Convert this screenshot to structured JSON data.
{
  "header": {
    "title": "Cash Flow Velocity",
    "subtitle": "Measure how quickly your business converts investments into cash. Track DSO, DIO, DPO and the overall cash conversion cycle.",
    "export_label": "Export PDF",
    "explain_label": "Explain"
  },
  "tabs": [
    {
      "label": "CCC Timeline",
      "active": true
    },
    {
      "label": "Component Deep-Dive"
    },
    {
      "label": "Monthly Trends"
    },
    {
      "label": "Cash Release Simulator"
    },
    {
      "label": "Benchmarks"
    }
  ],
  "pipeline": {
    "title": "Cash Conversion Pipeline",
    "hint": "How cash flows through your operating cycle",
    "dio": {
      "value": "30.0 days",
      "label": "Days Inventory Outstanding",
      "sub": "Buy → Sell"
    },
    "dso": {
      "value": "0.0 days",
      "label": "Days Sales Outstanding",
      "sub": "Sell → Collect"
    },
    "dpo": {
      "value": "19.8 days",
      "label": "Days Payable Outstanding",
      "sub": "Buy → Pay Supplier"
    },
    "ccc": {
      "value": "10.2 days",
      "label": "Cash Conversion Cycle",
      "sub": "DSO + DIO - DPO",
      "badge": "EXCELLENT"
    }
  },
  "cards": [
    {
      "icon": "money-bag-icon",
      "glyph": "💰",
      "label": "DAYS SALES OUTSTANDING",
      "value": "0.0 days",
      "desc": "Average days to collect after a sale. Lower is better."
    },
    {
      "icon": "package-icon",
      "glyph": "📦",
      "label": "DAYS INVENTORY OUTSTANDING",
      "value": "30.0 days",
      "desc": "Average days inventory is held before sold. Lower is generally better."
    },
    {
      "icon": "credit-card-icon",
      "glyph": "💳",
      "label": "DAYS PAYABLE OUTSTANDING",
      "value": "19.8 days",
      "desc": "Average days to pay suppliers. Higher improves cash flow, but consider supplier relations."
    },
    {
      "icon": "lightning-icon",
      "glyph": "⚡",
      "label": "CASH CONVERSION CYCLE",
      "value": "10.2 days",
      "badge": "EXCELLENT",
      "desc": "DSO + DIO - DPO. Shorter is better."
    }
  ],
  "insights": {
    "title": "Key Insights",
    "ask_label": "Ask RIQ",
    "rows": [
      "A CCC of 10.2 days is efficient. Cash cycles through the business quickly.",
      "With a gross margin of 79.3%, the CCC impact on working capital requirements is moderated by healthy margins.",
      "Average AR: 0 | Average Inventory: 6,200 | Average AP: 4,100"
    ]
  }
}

Your task:
Copy all the records above exactly, missing none.

Task result:
Convert this screenshot to structured JSON data.
{
  "header": {
    "title": "Cash Flow Velocity",
    "subtitle": "Measure how quickly your business converts investments into cash. Track DSO, DIO, DPO and the overall cash conversion cycle.",
    "export_label": "Export PDF",
    "explain_label": "Explain"
  },
  "tabs": [
    {
      "label": "CCC Timeline",
      "active": true
    },
    {
      "label": "Component Deep-Dive"
    },
    {
      "label": "Monthly Trends"
    },
    {
      "label": "Cash Release Simulator"
    },
    {
      "label": "Benchmarks"
    }
  ],
  "pipeline": {
    "title": "Cash Conversion Pipeline",
    "hint": "How cash flows through your operating cycle",
    "dio": {
      "value": "30.0 days",
      "label": "Days Inventory Outstanding",
      "sub": "Buy → Sell"
    },
    "dso": {
      "value": "0.0 days",
      "label": "Days Sales Outstanding",
      "sub": "Sell → Collect"
    },
    "dpo": {
      "value": "19.8 days",
      "label": "Days Payable Outstanding",
      "sub": "Buy → Pay Supplier"
    },
    "ccc": {
      "value": "10.2 days",
      "label": "Cash Conversion Cycle",
      "sub": "DSO + DIO - DPO",
      "badge": "EXCELLENT"
    }
  },
  "cards": [
    {
      "icon": "money-bag-icon",
      "glyph": "💰",
      "label": "DAYS SALES OUTSTANDING",
      "value": "0.0 days",
      "desc": "Average days to collect after a sale. Lower is better."
    },
    {
      "icon": "package-icon",
      "glyph": "📦",
      "label": "DAYS INVENTORY OUTSTANDING",
      "value": "30.0 days",
      "desc": "Average days inventory is held before sold. Lower is generally better."
    },
    {
      "icon": "credit-card-icon",
      "glyph": "💳",
      "label": "DAYS PAYABLE OUTSTANDING",
      "value": "19.8 days",
      "desc": "Average days to pay suppliers. Higher improves cash flow, but consider supplier relations."
    },
    {
      "icon": "lightning-icon",
      "glyph": "⚡",
      "label": "CASH CONVERSION CYCLE",
      "value": "10.2 days",
      "badge": "EXCELLENT",
      "desc": "DSO + DIO - DPO. Shorter is better."
    }
  ],
  "insights": {
    "title": "Key Insights",
    "ask_label": "Ask RIQ",
    "rows": [
      "A CCC of 10.2 days is efficient. Cash cycles through the business quickly.",
      "With a gross margin of 79.3%, the CCC impact on working capital requirements is moderated by healthy margins.",
      "Average AR: 0 | Average Inventory: 6,200 | Average AP: 4,100"
    ]
  }
}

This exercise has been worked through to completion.